**A run of records**
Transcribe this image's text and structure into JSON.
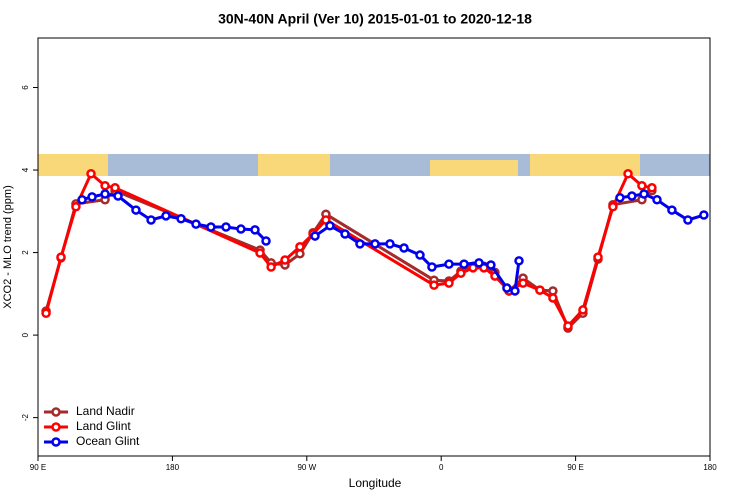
{
  "chart_data": {
    "type": "line",
    "title": "30N-40N April (Ver 10)   2015-01-01 to 2020-12-18",
    "x_label": "Longitude",
    "y_label": "XCO2 - MLO trend (ppm)",
    "xlim": [
      90,
      540
    ],
    "ylim": [
      -2.93,
      7.2
    ],
    "xticks": [
      {
        "value": 90,
        "label": "90 E"
      },
      180,
      {
        "value": 270,
        "label": "90 W"
      },
      {
        "value": 360,
        "label": "0"
      },
      {
        "value": 450,
        "label": "90 E"
      },
      {
        "value": 540,
        "label": "180"
      }
    ],
    "yticks": [
      -2,
      0,
      2,
      4,
      6
    ],
    "legend": "bottomleft",
    "series": [
      {
        "name": "Land Nadir",
        "color": "#a52a2a",
        "x": [
          95.4,
          105.4,
          115.4,
          134.9,
          141.6,
          238.7,
          246.1,
          255.4,
          265.4,
          274.2,
          282.8,
          355.2,
          365.2,
          373.2,
          381.3,
          388.6,
          396.0,
          405.4,
          414.8,
          426.1,
          434.8,
          444.9,
          454.9,
          465.0,
          475.0,
          494.4,
          501.1
        ],
        "values": [
          0.58,
          1.87,
          3.18,
          3.28,
          3.5,
          2.06,
          1.75,
          1.7,
          1.97,
          2.48,
          2.93,
          1.33,
          1.31,
          1.55,
          1.67,
          1.67,
          1.52,
          1.07,
          1.38,
          1.09,
          1.07,
          0.17,
          0.53,
          1.84,
          3.16,
          3.28,
          3.5
        ]
      },
      {
        "name": "Land Glint",
        "color": "#ff0000",
        "x": [
          95.4,
          105.4,
          115.4,
          125.5,
          134.9,
          141.6,
          238.7,
          246.1,
          255.4,
          265.4,
          274.2,
          282.8,
          355.2,
          365.2,
          373.2,
          381.3,
          388.6,
          396.0,
          405.4,
          414.8,
          426.1,
          434.8,
          444.9,
          454.9,
          465.0,
          475.0,
          485.1,
          494.4,
          501.1
        ],
        "values": [
          0.53,
          1.89,
          3.11,
          3.91,
          3.62,
          3.57,
          1.99,
          1.65,
          1.82,
          2.14,
          2.45,
          2.79,
          1.21,
          1.26,
          1.5,
          1.63,
          1.63,
          1.43,
          1.07,
          1.26,
          1.09,
          0.9,
          0.22,
          0.61,
          1.89,
          3.11,
          3.91,
          3.62,
          3.57
        ]
      },
      {
        "name": "Ocean Glint",
        "color": "#0000ee",
        "x": [
          119.5,
          126.2,
          134.9,
          143.6,
          155.6,
          165.7,
          175.7,
          185.8,
          195.8,
          205.8,
          215.9,
          225.9,
          235.3,
          242.7,
          260,
          275.5,
          285.5,
          295.6,
          305.6,
          315.7,
          325.7,
          335.1,
          345.8,
          353.8,
          365.2,
          375.3,
          385.3,
          393.3,
          404.0,
          409.4,
          412.1,
          460,
          479.7,
          487.7,
          495.8,
          504.5,
          514.5,
          525.2,
          535.9
        ],
        "values": [
          3.28,
          3.35,
          3.42,
          3.37,
          3.03,
          2.79,
          2.89,
          2.82,
          2.69,
          2.62,
          2.62,
          2.57,
          2.55,
          2.28,
          null,
          2.4,
          2.65,
          2.45,
          2.21,
          2.21,
          2.21,
          2.11,
          1.94,
          1.65,
          1.72,
          1.72,
          1.75,
          1.7,
          1.14,
          1.07,
          1.8,
          null,
          3.33,
          3.37,
          3.42,
          3.28,
          3.03,
          2.79,
          2.91
        ]
      }
    ]
  }
}
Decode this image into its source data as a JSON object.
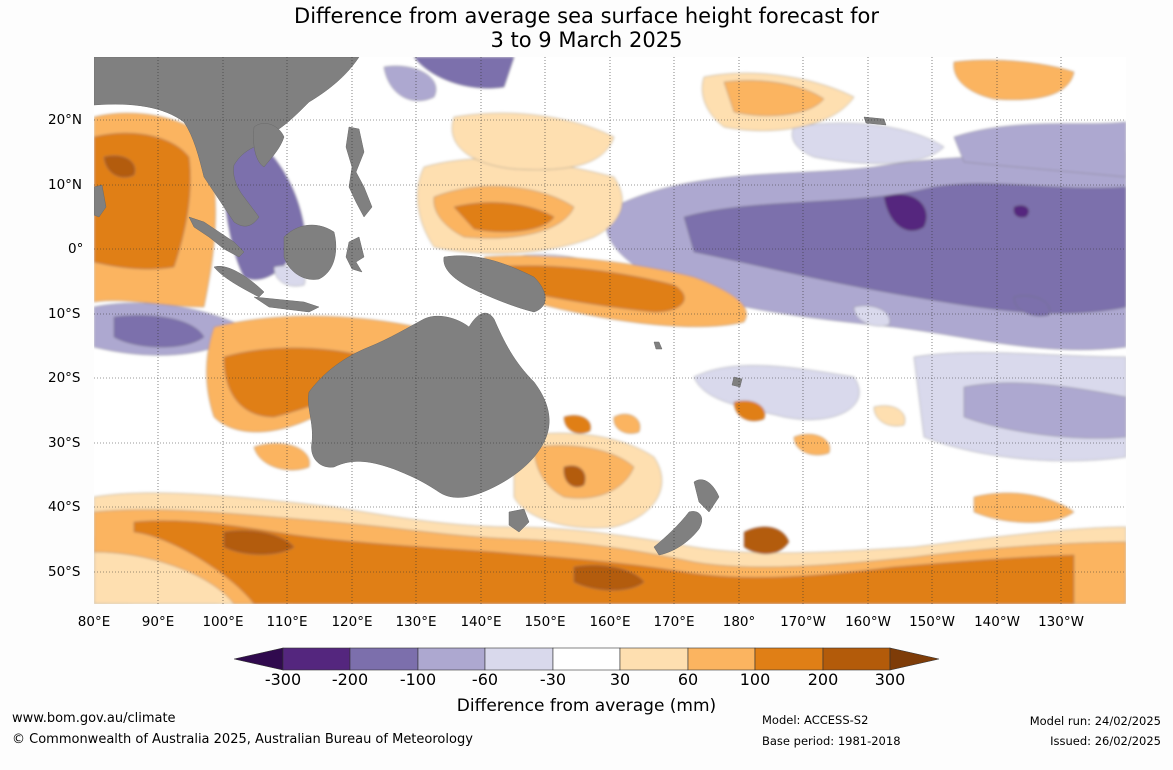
{
  "title": {
    "line1": "Difference from average sea surface height forecast for",
    "line2": "3 to 9 March 2025"
  },
  "map": {
    "lat_labels": [
      "20°N",
      "10°N",
      "0°",
      "10°S",
      "20°S",
      "30°S",
      "40°S",
      "50°S"
    ],
    "lon_labels": [
      "80°E",
      "90°E",
      "100°E",
      "110°E",
      "120°E",
      "130°E",
      "140°E",
      "150°E",
      "160°E",
      "170°E",
      "180°",
      "170°W",
      "160°W",
      "150°W",
      "140°W",
      "130°W"
    ],
    "land_color": "#808080",
    "grid_style": "dotted"
  },
  "colorbar": {
    "ticks": [
      "-300",
      "-200",
      "-100",
      "-60",
      "-30",
      "30",
      "60",
      "100",
      "200",
      "300"
    ],
    "colors": [
      "#300a4e",
      "#54267e",
      "#7c6fac",
      "#ada8d0",
      "#d9d9ec",
      "#ffffff",
      "#fedfb0",
      "#fbb460",
      "#e07f16",
      "#b35b0a",
      "#7e3c08"
    ],
    "label": "Difference from average (mm)"
  },
  "footer": {
    "website": "www.bom.gov.au/climate",
    "copyright": "© Commonwealth of Australia 2025, Australian Bureau of Meteorology",
    "model": "Model: ACCESS-S2",
    "base_period": "Base period: 1981-2018",
    "model_run": "Model run: 24/02/2025",
    "issued": "Issued: 26/02/2025"
  }
}
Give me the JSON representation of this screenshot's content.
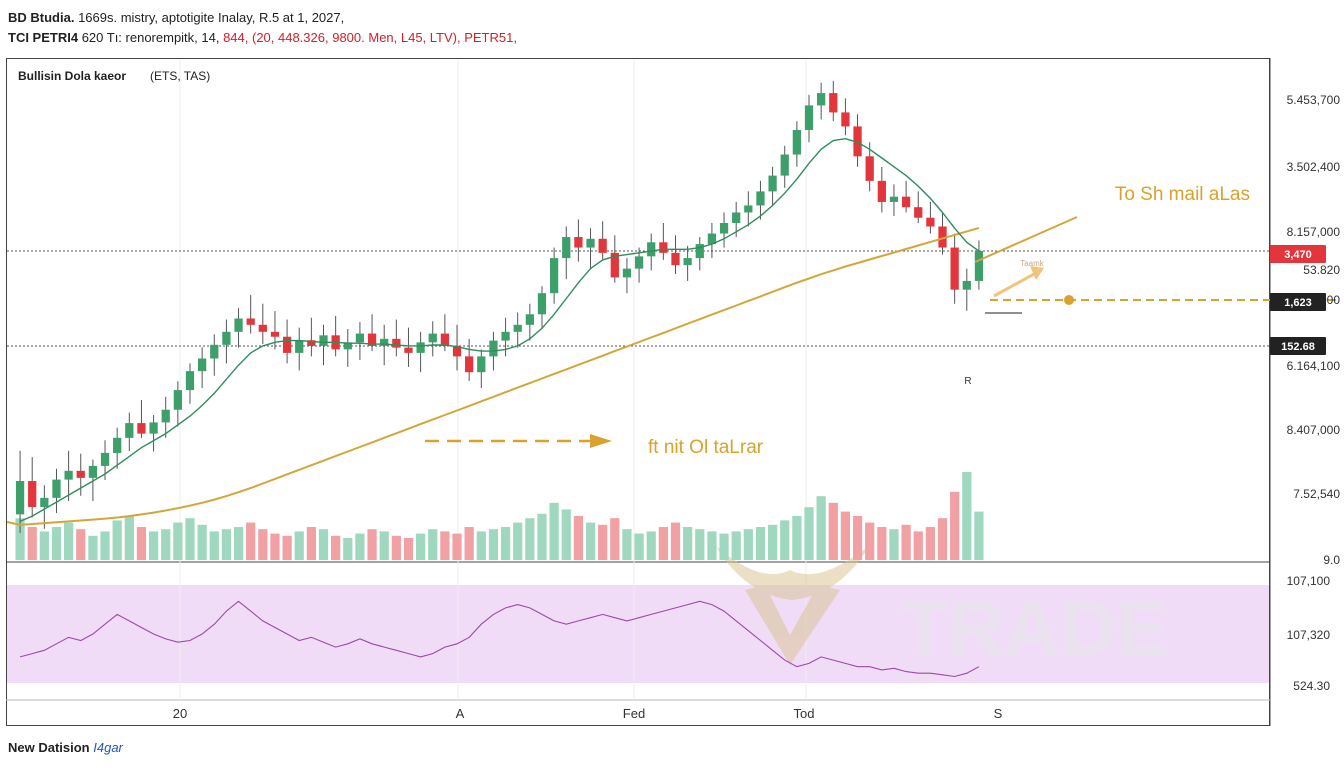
{
  "header": {
    "line1_bold": "BD Btudia.",
    "line1_rest": " 1669s. mistry, aptotigite Inalay, R.5 at 1, 2027,",
    "line2_bold": "TCI PETRI4",
    "line2_rest": " 620 Tı: renorempitk, 14, ",
    "line2_red": "844, (20, 448.326, 9800. Men, L45, LTV), PETR51,"
  },
  "chart_title": "Bullisin Dola kaeor",
  "chart_subtitle": "(ETS, TAS)",
  "footer": {
    "label": "New Datision",
    "link": "I4gar"
  },
  "colors": {
    "up": "#3da06a",
    "down": "#e2363c",
    "vol_up": "#9fd8bf",
    "vol_down": "#f1a0a4",
    "ma_long": "#d4a63a",
    "ma_short": "#2f8d5c",
    "rsi_line": "#9a4aa8",
    "rsi_band": "#f0dcf7",
    "annotation": "#d9a22e"
  },
  "chart_data": {
    "type": "candlestick",
    "x_ticks": [
      "20",
      "A",
      "Fed",
      "Tod",
      "S"
    ],
    "y_ticks": [
      "5.453,700",
      "3.502,400",
      "8.157,000",
      "53.820",
      "1,000",
      "6.164,100",
      "8.407,000",
      "7.52,540",
      "9.0"
    ],
    "price_labels": [
      {
        "text": "3,470",
        "color": "#e2363c"
      },
      {
        "text": "1,623",
        "color": "#222222"
      },
      {
        "text": "152.68",
        "color": "#222222"
      }
    ],
    "rsi_ticks": [
      "107,100",
      "107,320",
      "524.30"
    ],
    "annotations": [
      {
        "text": "To Sh mail aLas"
      },
      {
        "text": "ft nit Ol taLrar"
      },
      {
        "text": "R"
      },
      {
        "text": "Taamk"
      }
    ],
    "watermark": "TRADE",
    "candles_ohlc": [
      [
        5660,
        6022,
        5554,
        5850
      ],
      [
        5850,
        5986,
        5642,
        5702
      ],
      [
        5702,
        5826,
        5578,
        5754
      ],
      [
        5754,
        5920,
        5668,
        5858
      ],
      [
        5858,
        6022,
        5736,
        5908
      ],
      [
        5908,
        6006,
        5766,
        5868
      ],
      [
        5868,
        5972,
        5736,
        5936
      ],
      [
        5936,
        6082,
        5856,
        6010
      ],
      [
        6010,
        6154,
        5920,
        6096
      ],
      [
        6096,
        6240,
        6020,
        6180
      ],
      [
        6180,
        6312,
        6096,
        6120
      ],
      [
        6120,
        6226,
        6018,
        6184
      ],
      [
        6184,
        6330,
        6096,
        6256
      ],
      [
        6256,
        6418,
        6160,
        6368
      ],
      [
        6368,
        6520,
        6290,
        6476
      ],
      [
        6476,
        6612,
        6380,
        6548
      ],
      [
        6548,
        6686,
        6450,
        6626
      ],
      [
        6626,
        6770,
        6520,
        6700
      ],
      [
        6700,
        6836,
        6610,
        6776
      ],
      [
        6776,
        6910,
        6690,
        6740
      ],
      [
        6740,
        6860,
        6630,
        6700
      ],
      [
        6700,
        6818,
        6600,
        6672
      ],
      [
        6672,
        6770,
        6520,
        6580
      ],
      [
        6580,
        6724,
        6480,
        6652
      ],
      [
        6652,
        6780,
        6560,
        6620
      ],
      [
        6620,
        6740,
        6510,
        6680
      ],
      [
        6680,
        6790,
        6560,
        6600
      ],
      [
        6600,
        6716,
        6500,
        6640
      ],
      [
        6640,
        6756,
        6540,
        6690
      ],
      [
        6690,
        6800,
        6590,
        6620
      ],
      [
        6620,
        6740,
        6510,
        6660
      ],
      [
        6660,
        6770,
        6560,
        6610
      ],
      [
        6610,
        6724,
        6500,
        6580
      ],
      [
        6580,
        6700,
        6470,
        6640
      ],
      [
        6640,
        6760,
        6560,
        6690
      ],
      [
        6690,
        6800,
        6590,
        6620
      ],
      [
        6620,
        6740,
        6480,
        6560
      ],
      [
        6560,
        6660,
        6420,
        6470
      ],
      [
        6470,
        6600,
        6380,
        6560
      ],
      [
        6560,
        6700,
        6480,
        6650
      ],
      [
        6650,
        6780,
        6560,
        6700
      ],
      [
        6700,
        6810,
        6610,
        6740
      ],
      [
        6740,
        6860,
        6650,
        6800
      ],
      [
        6800,
        6960,
        6720,
        6920
      ],
      [
        6920,
        7180,
        6860,
        7120
      ],
      [
        7120,
        7300,
        7000,
        7240
      ],
      [
        7240,
        7340,
        7100,
        7180
      ],
      [
        7180,
        7290,
        7060,
        7230
      ],
      [
        7230,
        7330,
        7110,
        7150
      ],
      [
        7150,
        7250,
        6980,
        7010
      ],
      [
        7010,
        7120,
        6920,
        7060
      ],
      [
        7060,
        7180,
        6980,
        7130
      ],
      [
        7130,
        7260,
        7050,
        7210
      ],
      [
        7210,
        7320,
        7110,
        7150
      ],
      [
        7150,
        7250,
        7030,
        7080
      ],
      [
        7080,
        7190,
        6990,
        7120
      ],
      [
        7120,
        7240,
        7050,
        7200
      ],
      [
        7200,
        7320,
        7120,
        7260
      ],
      [
        7260,
        7380,
        7180,
        7320
      ],
      [
        7320,
        7440,
        7240,
        7380
      ],
      [
        7380,
        7500,
        7300,
        7420
      ],
      [
        7420,
        7560,
        7340,
        7500
      ],
      [
        7500,
        7640,
        7420,
        7590
      ],
      [
        7590,
        7760,
        7520,
        7710
      ],
      [
        7710,
        7900,
        7640,
        7850
      ],
      [
        7850,
        8050,
        7780,
        7990
      ],
      [
        7990,
        8120,
        7910,
        8060
      ],
      [
        8060,
        8130,
        7900,
        7950
      ],
      [
        7950,
        8030,
        7820,
        7870
      ],
      [
        7870,
        7940,
        7640,
        7700
      ],
      [
        7700,
        7780,
        7500,
        7560
      ],
      [
        7560,
        7640,
        7380,
        7440
      ],
      [
        7440,
        7540,
        7360,
        7470
      ],
      [
        7470,
        7560,
        7380,
        7410
      ],
      [
        7410,
        7500,
        7320,
        7350
      ],
      [
        7350,
        7440,
        7260,
        7300
      ],
      [
        7300,
        7380,
        7140,
        7180
      ],
      [
        7180,
        7260,
        6860,
        6940
      ],
      [
        6940,
        7060,
        6820,
        6990
      ],
      [
        6990,
        7220,
        6940,
        7160
      ]
    ],
    "volume": [
      38,
      30,
      26,
      30,
      34,
      28,
      22,
      26,
      36,
      40,
      30,
      26,
      28,
      34,
      38,
      32,
      26,
      28,
      30,
      34,
      28,
      24,
      22,
      26,
      30,
      28,
      22,
      20,
      24,
      28,
      26,
      22,
      20,
      24,
      28,
      26,
      24,
      30,
      26,
      28,
      30,
      34,
      38,
      42,
      52,
      46,
      40,
      34,
      32,
      38,
      28,
      24,
      26,
      30,
      34,
      30,
      28,
      26,
      24,
      26,
      28,
      30,
      32,
      36,
      40,
      48,
      58,
      52,
      44,
      40,
      34,
      30,
      28,
      32,
      26,
      30,
      38,
      62,
      80,
      44
    ],
    "ma_short": [
      5620,
      5650,
      5690,
      5730,
      5770,
      5810,
      5850,
      5890,
      5940,
      5990,
      6040,
      6080,
      6120,
      6170,
      6220,
      6280,
      6350,
      6430,
      6510,
      6580,
      6620,
      6640,
      6650,
      6650,
      6645,
      6640,
      6640,
      6635,
      6635,
      6630,
      6630,
      6625,
      6620,
      6620,
      6625,
      6625,
      6615,
      6600,
      6590,
      6590,
      6600,
      6620,
      6660,
      6720,
      6800,
      6890,
      6980,
      7060,
      7110,
      7130,
      7140,
      7150,
      7160,
      7170,
      7170,
      7170,
      7180,
      7200,
      7230,
      7270,
      7310,
      7360,
      7420,
      7490,
      7570,
      7660,
      7740,
      7790,
      7800,
      7780,
      7740,
      7690,
      7640,
      7590,
      7530,
      7460,
      7380,
      7290,
      7210,
      7160
    ],
    "ma_long": [
      5600,
      5605,
      5610,
      5615,
      5620,
      5625,
      5630,
      5636,
      5642,
      5650,
      5660,
      5670,
      5682,
      5695,
      5710,
      5726,
      5744,
      5764,
      5786,
      5810,
      5836,
      5862,
      5888,
      5914,
      5940,
      5966,
      5992,
      6018,
      6044,
      6070,
      6096,
      6122,
      6148,
      6174,
      6200,
      6226,
      6252,
      6278,
      6304,
      6330,
      6356,
      6382,
      6408,
      6434,
      6460,
      6486,
      6512,
      6538,
      6564,
      6590,
      6616,
      6642,
      6668,
      6694,
      6720,
      6746,
      6772,
      6798,
      6824,
      6850,
      6876,
      6902,
      6928,
      6954,
      6980,
      7004,
      7028,
      7050,
      7072,
      7092,
      7112,
      7132,
      7152,
      7172,
      7192,
      7212,
      7232,
      7252,
      7272,
      7292
    ],
    "rsi": [
      36,
      38,
      40,
      44,
      48,
      46,
      50,
      56,
      62,
      58,
      54,
      50,
      47,
      45,
      46,
      50,
      56,
      64,
      70,
      64,
      58,
      54,
      50,
      46,
      48,
      45,
      42,
      44,
      47,
      44,
      42,
      40,
      38,
      36,
      38,
      42,
      44,
      48,
      56,
      62,
      66,
      68,
      66,
      62,
      58,
      56,
      58,
      60,
      62,
      60,
      58,
      60,
      62,
      64,
      66,
      68,
      70,
      68,
      64,
      58,
      52,
      46,
      40,
      34,
      30,
      32,
      36,
      34,
      32,
      30,
      30,
      28,
      29,
      27,
      26,
      26,
      25,
      24,
      26,
      30
    ]
  }
}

**TASK BRIEF**
Show the lines of the data that hold the word "from".

**TASK OUTPUT**
    "line1": "Difference from average sea surface height forecast for",
    "label": "Difference from average (mm)"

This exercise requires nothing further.